§ Given exercise: Take each line containing "JSON" and report it exactly as written.
========
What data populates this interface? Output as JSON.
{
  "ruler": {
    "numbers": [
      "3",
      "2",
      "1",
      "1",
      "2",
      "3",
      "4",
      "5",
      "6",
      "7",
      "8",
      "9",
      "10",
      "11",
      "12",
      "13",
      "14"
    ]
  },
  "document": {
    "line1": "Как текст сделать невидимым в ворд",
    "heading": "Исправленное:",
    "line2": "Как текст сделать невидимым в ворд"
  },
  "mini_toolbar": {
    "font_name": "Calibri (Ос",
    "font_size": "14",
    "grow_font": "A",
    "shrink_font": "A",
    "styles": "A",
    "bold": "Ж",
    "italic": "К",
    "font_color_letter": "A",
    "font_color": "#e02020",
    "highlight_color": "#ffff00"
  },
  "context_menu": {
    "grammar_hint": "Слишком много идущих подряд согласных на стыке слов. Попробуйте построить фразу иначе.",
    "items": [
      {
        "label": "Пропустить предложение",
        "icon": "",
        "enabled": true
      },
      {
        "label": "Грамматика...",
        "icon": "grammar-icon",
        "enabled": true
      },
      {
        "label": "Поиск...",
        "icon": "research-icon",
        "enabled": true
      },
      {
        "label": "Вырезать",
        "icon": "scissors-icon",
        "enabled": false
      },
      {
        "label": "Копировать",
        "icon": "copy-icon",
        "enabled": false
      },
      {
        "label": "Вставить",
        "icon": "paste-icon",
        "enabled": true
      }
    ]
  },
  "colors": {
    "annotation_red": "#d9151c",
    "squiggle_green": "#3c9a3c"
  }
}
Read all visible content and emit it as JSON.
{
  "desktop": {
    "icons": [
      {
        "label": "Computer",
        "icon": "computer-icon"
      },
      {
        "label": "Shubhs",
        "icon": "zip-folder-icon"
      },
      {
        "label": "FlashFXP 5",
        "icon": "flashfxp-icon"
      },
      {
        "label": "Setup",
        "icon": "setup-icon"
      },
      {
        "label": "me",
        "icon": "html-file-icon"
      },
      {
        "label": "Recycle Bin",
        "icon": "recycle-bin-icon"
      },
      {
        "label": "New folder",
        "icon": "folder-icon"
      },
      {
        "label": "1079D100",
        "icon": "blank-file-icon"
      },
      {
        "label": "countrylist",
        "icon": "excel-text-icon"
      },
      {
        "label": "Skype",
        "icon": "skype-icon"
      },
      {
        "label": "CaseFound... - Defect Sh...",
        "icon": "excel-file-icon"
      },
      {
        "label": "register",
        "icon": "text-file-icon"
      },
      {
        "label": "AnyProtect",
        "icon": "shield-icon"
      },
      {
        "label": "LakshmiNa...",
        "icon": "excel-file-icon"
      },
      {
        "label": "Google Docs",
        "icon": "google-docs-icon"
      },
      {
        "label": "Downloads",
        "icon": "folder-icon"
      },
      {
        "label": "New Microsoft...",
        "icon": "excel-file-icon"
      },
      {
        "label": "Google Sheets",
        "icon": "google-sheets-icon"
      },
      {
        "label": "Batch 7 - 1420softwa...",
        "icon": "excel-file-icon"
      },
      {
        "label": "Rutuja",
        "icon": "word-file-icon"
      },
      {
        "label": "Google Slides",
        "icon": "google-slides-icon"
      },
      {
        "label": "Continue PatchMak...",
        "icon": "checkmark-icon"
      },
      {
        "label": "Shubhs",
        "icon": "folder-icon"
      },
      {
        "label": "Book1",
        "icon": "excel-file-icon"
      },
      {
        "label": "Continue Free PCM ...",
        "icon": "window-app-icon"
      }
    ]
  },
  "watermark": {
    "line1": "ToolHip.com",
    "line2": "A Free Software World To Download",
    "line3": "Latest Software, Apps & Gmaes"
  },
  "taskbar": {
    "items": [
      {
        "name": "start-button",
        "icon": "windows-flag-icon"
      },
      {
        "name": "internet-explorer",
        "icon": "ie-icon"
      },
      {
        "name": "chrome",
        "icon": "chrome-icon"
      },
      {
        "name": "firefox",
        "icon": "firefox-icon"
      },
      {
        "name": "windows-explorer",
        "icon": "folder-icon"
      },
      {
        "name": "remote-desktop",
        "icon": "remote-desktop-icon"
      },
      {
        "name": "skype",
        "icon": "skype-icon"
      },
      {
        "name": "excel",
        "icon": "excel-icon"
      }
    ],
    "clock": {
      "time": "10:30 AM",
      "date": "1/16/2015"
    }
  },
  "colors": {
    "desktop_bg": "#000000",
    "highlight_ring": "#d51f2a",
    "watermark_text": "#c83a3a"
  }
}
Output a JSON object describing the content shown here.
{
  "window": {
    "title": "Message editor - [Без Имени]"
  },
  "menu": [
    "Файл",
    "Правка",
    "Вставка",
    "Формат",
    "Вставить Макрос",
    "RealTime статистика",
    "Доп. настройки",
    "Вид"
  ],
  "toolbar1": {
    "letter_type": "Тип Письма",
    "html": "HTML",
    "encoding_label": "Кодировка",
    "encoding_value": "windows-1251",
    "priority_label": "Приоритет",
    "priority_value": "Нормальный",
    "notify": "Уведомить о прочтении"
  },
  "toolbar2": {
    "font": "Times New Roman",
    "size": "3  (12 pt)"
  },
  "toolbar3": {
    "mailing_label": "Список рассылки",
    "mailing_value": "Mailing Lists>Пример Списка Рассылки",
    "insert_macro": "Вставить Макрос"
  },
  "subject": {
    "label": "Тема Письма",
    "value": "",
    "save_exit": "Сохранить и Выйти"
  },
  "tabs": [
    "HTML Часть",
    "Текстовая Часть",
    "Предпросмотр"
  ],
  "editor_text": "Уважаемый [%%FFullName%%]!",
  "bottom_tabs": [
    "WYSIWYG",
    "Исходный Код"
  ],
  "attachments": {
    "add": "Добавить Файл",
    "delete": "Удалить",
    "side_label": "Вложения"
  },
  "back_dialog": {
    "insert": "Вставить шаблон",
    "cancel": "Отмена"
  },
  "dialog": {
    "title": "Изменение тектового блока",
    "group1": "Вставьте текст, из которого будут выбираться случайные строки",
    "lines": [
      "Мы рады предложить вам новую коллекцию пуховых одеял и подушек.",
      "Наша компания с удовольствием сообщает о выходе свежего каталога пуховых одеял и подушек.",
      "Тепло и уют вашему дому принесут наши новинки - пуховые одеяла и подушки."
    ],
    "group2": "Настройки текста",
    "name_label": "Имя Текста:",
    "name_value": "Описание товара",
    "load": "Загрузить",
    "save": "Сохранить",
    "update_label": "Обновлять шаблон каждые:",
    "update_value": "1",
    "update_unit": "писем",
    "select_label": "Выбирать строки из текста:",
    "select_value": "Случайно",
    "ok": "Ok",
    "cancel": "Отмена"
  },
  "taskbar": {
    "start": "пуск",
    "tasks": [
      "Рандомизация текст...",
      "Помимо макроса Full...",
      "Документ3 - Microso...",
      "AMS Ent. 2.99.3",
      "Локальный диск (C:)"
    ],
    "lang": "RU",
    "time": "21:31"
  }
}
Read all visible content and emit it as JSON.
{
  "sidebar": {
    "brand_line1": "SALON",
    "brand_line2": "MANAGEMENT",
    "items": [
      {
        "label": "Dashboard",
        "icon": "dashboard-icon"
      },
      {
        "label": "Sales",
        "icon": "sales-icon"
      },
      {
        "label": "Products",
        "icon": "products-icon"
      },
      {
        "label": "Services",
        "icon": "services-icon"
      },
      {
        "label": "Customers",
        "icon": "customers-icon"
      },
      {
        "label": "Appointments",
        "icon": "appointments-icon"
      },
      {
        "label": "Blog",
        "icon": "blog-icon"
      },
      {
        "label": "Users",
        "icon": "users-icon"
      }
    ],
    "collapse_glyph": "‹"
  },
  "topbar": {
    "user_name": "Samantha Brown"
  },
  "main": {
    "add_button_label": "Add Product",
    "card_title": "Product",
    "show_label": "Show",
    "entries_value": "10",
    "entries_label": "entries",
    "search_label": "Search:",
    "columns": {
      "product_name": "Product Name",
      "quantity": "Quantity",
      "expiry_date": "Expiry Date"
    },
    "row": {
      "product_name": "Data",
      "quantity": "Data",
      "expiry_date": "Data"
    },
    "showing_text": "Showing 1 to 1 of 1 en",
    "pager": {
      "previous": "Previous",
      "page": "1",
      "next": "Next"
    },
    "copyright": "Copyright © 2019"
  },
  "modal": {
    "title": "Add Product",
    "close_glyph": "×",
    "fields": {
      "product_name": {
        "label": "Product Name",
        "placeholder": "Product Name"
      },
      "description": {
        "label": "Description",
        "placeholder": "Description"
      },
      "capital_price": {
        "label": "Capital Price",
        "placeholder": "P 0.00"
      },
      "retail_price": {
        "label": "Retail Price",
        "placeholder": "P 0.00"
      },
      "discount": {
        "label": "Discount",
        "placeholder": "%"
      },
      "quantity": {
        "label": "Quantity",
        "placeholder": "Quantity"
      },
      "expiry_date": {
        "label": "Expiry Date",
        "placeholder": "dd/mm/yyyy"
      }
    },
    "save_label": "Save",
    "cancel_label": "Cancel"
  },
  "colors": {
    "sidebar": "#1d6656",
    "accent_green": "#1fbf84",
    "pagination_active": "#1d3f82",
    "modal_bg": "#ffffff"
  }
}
========
§ Output for this exercise:
What data populates this interface? Output as JSON.
Read all visible content and emit it as JSON.
Output a JSON object describing the content shown here.
Read all visible content and emit it as JSON.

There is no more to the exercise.